Exercise.
Pick out each line below containing "logo".

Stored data
___
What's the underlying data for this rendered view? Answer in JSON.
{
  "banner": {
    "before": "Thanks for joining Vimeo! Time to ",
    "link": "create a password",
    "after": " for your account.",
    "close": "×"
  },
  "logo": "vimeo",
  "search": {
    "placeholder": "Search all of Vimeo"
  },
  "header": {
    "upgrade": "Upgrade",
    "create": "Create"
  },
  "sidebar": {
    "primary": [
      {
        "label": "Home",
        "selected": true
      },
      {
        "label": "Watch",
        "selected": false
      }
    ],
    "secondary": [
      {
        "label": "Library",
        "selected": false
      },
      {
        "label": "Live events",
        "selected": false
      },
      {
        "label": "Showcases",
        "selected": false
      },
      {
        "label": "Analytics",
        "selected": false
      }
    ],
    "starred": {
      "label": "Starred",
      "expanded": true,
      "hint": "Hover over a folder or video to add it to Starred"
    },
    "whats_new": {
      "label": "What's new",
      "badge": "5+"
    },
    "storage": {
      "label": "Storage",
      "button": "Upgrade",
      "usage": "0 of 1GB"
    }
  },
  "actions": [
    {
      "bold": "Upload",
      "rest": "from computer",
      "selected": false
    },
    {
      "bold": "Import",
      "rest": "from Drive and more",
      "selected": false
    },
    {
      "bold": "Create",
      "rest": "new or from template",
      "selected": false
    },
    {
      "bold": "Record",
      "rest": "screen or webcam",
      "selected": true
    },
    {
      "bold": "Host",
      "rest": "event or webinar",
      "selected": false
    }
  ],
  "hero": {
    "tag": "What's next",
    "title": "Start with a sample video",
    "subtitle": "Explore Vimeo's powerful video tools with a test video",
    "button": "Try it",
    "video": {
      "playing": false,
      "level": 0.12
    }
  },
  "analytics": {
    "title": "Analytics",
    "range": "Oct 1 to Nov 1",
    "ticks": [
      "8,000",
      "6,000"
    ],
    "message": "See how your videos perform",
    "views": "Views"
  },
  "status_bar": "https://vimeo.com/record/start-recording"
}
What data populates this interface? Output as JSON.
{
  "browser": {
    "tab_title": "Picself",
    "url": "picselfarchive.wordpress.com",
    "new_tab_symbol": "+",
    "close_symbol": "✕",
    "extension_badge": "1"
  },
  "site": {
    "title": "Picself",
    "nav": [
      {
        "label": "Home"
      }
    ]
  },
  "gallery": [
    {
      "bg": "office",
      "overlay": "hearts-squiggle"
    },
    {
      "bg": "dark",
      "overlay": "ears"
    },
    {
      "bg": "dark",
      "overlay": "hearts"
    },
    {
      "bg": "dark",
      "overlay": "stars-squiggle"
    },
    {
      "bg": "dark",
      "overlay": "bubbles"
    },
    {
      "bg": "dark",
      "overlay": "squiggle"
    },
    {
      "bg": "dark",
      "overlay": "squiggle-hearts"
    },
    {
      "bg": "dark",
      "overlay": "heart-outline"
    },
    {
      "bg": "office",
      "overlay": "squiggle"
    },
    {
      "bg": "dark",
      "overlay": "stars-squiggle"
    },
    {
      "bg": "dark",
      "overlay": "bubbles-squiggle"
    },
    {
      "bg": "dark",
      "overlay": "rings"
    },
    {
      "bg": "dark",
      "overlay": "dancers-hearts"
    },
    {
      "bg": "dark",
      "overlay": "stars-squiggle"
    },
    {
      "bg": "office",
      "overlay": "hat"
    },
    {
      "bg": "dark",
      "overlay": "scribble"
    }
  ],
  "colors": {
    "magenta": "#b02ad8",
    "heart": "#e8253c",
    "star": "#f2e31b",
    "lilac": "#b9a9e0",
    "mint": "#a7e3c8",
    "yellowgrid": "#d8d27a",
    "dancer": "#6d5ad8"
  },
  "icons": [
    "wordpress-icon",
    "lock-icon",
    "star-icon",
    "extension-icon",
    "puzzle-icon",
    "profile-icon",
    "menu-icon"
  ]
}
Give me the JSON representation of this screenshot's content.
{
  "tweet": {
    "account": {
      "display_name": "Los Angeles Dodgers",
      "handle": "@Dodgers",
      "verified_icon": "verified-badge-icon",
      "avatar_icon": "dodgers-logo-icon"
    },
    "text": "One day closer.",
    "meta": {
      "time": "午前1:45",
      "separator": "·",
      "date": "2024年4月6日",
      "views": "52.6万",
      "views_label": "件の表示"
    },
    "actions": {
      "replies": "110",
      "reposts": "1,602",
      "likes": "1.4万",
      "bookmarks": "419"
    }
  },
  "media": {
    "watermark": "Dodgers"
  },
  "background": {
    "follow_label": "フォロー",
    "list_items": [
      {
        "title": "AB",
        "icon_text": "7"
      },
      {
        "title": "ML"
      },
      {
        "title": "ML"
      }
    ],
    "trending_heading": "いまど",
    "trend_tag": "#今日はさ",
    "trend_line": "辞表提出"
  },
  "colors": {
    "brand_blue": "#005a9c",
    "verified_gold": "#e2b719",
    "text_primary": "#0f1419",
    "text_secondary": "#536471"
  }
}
___
Task response.
  "logo": "vimeo",
      "avatar_icon": "dodgers-logo-icon"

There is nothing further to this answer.